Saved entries
-----
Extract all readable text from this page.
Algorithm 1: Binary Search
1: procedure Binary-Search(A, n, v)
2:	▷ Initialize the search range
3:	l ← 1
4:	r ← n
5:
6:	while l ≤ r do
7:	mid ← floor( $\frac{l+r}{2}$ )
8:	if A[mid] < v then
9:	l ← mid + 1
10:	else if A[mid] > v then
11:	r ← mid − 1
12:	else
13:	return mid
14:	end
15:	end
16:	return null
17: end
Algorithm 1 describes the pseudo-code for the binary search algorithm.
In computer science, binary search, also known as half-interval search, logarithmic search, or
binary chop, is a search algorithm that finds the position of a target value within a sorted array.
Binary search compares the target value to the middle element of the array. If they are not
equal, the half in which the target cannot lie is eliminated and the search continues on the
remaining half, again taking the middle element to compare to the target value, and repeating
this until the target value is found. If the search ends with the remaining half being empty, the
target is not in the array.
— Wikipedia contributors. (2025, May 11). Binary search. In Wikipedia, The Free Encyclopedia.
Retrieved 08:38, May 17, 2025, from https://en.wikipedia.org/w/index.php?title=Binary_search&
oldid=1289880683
-----
*Task brief:* Pull out all lines containing the word "half" from the entries above.

*Exercise solution:*
In computer science, binary search, also known as half-interval search, logarithmic search, or
equal, the half in which the target cannot lie is eliminated and the search continues on the
remaining half, again taking the middle element to compare to the target value, and repeating
this until the target value is found. If the search ends with the remaining half being empty, the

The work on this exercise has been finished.